▶ _Textauszug_:

····················

Interpret:
Röyksopp
Plattentitel:
Junior
Label:
EMI
VÖ:
bereits erschienen
Punkte:
6.5 von 10
Autor:
Tristan Klocke
Hildesheim, 30.03.2009
Die erste Single-Auskopplung des neuen Rökysopp-Albums klingt verdächtig nach dem Erfolgshit „Eple“ aus dem Debüt „Melody A.M.“. Die selben Bleep-Sounds, die mit einer knatternden Synthiefläche und ein paar Vocals aufpoliert werden. Aber wenn man genauer hinhört, oder das CD-Booklet ins Kreuzverhör nimmt, dann erkennt man, dass die Melodie des Songs eigentlich den Bläsern aus „Do That Stuff“ von Parliament entliehen ist. Auch sonst sind sich Torbjørn Brundtland und Svein Berge nicht zu fein, um auf die Hilfe anderer Künstler zurückzugreifen.
Die Kollaborationsliste ist lang, neben der schwedischen Sängerin Lykke Li, die mit ihrem Erstling brillierte, tauchen unter anderem die Namen von Produzent und Electrofrickler Shinichi Osawa und Madonna in spe Robyn auf. Nun sind Zusammenarbeiten in der Electronica-Szene keine Ausnahme, sondern gehören sogar zum guten Ton. Fast wie ein Zufall wirkt deshalb die zeitgleiche Veröffentlichung des zweiten The Whitest Boy Alive-Albums vom ehemaligen Ghostwriter und Gastsänger Erlend Øye, den Rökysopp damals vom finanziellen Erfolg der Singles „Poor Leno“ und „Remind Me“ weitestgehend ausgeschlossen haben.
Nomen est omen: „Junior“ ist der kleine Bruder zum später in diesem Jahr erscheinenden Album „Senior“ und darf nach eigenen Aussagen als Frühling zum Werkzyklus gesehen werden. Wenn dem so ist, muss man sich ernsthaft Sorgen machen, ob die Band mit ihrem Sequel nicht ins downtempo Lager wechseln wird. Es ist noch eine andere Schlussfolgerung möglich, die einen, angesichts des vorliegenden Materials, ruhiger stimmen könnte, nämlich, das es sich bei „Junior“ mehr um eine Sammlung aus B-Sides und anderen verwertbaren Skizzen handelt.

····················

Beantworten Sie anhand der Rezension zu „Junior“ folgende Fragen:
(a) Bei welchem Label ist das Album erschienen?
(b) Aus welchem Stück ist die Melodie der ersten Single entliehen?
(c) Welches Album soll später im selben Jahr erscheinen?

▶ _Bereitgestellte Daten_:
····················

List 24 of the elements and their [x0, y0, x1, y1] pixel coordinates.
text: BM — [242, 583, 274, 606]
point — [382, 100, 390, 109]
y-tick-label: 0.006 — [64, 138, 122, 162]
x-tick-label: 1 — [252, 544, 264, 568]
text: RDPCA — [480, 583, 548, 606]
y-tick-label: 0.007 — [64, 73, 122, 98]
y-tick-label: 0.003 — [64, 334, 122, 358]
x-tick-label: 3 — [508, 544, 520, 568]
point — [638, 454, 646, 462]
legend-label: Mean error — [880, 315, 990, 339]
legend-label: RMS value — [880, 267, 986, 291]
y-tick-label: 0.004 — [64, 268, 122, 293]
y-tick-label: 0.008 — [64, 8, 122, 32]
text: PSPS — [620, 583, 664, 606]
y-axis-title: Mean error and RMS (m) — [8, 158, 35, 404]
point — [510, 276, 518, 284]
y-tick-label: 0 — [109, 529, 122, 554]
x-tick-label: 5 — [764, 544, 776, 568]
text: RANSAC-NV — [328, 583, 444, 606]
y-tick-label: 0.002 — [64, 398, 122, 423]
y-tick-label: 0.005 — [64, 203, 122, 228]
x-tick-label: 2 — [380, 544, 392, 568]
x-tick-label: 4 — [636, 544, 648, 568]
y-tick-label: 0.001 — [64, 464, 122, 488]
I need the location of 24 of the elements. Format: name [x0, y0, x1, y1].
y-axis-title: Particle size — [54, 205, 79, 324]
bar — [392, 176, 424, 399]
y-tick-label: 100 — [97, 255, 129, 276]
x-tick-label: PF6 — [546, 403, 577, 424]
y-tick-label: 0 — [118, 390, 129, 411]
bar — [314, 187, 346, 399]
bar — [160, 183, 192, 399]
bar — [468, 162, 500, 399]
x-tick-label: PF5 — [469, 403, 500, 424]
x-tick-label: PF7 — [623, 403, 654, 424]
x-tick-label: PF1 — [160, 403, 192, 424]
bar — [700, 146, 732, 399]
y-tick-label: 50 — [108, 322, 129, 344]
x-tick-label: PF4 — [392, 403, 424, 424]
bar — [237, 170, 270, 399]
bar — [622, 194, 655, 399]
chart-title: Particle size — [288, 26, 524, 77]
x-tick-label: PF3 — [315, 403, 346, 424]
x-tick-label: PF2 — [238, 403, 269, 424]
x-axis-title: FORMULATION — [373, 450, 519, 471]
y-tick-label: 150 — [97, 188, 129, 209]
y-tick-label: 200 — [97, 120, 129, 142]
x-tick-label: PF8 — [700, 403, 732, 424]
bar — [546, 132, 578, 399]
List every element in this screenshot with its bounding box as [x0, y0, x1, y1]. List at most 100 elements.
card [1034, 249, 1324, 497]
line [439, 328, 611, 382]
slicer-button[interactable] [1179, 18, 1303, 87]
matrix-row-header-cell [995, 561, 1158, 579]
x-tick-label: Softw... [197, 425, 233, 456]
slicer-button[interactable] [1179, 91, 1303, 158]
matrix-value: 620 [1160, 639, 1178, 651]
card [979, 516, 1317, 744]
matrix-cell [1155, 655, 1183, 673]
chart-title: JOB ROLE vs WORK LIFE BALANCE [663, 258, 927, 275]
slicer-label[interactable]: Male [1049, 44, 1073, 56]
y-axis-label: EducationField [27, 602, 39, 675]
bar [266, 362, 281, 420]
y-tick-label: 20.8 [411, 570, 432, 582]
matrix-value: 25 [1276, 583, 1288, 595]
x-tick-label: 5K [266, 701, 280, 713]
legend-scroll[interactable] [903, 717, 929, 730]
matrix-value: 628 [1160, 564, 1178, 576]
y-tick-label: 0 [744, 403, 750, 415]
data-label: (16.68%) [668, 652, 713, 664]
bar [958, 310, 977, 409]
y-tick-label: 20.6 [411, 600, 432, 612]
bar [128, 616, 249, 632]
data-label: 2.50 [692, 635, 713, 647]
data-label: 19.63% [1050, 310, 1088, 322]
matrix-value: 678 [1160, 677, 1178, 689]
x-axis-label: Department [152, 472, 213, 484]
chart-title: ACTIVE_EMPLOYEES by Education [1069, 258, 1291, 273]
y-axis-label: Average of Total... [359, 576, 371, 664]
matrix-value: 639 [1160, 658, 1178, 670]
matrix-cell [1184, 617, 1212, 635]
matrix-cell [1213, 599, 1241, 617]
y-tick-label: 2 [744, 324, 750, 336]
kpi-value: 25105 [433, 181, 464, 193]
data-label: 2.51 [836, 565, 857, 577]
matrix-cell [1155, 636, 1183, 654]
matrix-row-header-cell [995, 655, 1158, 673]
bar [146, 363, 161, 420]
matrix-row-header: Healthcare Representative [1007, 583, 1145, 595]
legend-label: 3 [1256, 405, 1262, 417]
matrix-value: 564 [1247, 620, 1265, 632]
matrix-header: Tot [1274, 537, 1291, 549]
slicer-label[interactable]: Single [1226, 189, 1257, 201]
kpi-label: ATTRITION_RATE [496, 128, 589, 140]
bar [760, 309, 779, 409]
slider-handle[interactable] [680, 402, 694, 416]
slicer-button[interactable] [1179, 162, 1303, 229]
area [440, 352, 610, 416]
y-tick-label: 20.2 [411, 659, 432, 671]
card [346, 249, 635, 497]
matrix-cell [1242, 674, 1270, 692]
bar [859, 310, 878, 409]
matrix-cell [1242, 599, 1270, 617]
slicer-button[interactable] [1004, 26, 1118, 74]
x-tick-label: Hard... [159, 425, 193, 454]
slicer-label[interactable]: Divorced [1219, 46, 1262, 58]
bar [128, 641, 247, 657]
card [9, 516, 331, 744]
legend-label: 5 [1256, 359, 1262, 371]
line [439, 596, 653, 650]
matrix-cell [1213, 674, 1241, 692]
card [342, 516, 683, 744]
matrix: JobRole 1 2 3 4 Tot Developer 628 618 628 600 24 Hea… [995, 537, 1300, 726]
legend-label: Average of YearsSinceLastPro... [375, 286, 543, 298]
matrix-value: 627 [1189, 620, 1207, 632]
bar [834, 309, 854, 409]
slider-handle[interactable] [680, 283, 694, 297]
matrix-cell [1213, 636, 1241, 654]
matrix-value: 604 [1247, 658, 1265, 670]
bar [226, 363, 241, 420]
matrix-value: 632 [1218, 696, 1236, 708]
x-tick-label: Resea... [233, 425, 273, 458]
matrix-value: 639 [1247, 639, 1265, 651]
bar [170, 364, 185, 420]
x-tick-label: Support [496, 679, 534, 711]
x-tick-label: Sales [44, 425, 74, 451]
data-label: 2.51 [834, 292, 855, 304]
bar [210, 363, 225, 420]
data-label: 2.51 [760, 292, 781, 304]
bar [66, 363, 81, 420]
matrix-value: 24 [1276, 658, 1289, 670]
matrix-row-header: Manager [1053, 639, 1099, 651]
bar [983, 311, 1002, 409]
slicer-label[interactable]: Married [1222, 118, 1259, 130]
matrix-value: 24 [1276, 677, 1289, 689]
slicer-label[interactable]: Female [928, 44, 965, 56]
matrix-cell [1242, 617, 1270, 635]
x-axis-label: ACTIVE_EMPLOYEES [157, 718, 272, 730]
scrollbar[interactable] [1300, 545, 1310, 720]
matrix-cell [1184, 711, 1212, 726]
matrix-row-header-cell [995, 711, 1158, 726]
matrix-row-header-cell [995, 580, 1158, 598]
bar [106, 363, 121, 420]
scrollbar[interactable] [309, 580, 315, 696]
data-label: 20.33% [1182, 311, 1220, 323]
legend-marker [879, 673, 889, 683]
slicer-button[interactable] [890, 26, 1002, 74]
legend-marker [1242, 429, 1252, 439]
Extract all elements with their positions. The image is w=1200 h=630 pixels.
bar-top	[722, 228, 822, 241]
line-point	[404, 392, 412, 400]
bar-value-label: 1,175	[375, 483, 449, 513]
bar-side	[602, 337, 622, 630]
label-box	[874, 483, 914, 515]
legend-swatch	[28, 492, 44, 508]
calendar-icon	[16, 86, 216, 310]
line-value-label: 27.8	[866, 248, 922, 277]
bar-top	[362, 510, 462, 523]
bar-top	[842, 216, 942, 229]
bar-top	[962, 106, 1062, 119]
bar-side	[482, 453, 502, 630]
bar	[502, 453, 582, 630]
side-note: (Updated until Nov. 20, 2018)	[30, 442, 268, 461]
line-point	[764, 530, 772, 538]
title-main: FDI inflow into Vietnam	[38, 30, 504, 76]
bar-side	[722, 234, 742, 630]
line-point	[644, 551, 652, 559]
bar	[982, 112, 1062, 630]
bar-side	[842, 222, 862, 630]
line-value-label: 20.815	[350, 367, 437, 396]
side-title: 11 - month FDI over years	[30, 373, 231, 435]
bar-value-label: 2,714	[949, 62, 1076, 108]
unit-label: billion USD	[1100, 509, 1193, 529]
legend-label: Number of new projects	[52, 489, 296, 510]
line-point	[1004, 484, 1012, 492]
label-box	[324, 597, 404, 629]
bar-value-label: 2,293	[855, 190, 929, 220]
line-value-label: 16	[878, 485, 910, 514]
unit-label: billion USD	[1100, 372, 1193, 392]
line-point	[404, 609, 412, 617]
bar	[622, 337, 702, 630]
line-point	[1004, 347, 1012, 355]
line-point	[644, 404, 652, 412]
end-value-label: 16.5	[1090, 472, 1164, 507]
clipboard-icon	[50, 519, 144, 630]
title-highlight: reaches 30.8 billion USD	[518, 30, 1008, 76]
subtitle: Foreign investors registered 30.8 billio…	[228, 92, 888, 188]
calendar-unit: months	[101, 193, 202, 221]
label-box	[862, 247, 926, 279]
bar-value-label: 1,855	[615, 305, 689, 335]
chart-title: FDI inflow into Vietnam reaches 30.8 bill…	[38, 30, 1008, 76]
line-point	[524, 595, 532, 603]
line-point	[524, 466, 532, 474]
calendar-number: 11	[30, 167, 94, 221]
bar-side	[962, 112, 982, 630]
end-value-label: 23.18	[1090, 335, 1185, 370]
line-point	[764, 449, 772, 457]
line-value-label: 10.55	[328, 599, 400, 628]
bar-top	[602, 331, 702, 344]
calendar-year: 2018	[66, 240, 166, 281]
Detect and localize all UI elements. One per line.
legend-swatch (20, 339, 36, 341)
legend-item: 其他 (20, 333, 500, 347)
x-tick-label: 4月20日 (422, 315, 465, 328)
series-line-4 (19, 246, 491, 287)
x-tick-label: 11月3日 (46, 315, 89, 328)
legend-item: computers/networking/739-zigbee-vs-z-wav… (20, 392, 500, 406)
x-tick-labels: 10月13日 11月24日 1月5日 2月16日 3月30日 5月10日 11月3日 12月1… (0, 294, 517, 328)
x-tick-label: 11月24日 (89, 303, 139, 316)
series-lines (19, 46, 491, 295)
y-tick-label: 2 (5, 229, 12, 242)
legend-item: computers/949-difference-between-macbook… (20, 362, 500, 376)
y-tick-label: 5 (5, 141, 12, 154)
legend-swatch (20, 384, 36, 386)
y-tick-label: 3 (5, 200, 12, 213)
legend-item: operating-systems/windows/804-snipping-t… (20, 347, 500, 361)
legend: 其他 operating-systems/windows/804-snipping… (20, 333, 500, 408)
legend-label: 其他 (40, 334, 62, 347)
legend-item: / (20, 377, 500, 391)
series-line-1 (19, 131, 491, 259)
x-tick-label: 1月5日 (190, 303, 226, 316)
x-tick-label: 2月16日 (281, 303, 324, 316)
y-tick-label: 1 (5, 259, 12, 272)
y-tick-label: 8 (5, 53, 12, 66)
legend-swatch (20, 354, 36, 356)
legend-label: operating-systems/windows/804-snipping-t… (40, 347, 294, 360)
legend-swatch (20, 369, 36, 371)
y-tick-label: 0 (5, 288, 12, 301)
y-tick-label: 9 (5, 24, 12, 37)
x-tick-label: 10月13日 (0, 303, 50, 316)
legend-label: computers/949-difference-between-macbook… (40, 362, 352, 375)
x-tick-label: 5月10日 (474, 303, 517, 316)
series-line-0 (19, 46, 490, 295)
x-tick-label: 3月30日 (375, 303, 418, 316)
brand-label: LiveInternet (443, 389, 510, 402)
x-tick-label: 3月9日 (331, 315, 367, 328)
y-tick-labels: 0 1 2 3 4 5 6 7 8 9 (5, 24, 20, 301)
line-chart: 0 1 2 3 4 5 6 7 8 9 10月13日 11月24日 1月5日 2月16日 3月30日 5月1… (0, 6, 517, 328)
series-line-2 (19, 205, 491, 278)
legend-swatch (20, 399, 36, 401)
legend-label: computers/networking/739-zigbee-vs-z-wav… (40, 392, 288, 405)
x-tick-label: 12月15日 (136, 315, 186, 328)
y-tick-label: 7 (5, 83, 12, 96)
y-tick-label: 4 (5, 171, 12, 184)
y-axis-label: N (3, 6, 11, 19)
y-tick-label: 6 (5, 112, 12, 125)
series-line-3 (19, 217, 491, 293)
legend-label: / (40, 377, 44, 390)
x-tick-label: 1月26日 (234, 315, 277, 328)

····················

▶ _Lösung_:
(a) EMI
(b) Aus „Do That Stuff“ von Parliament (von den Bläsern)
(c) „Senior“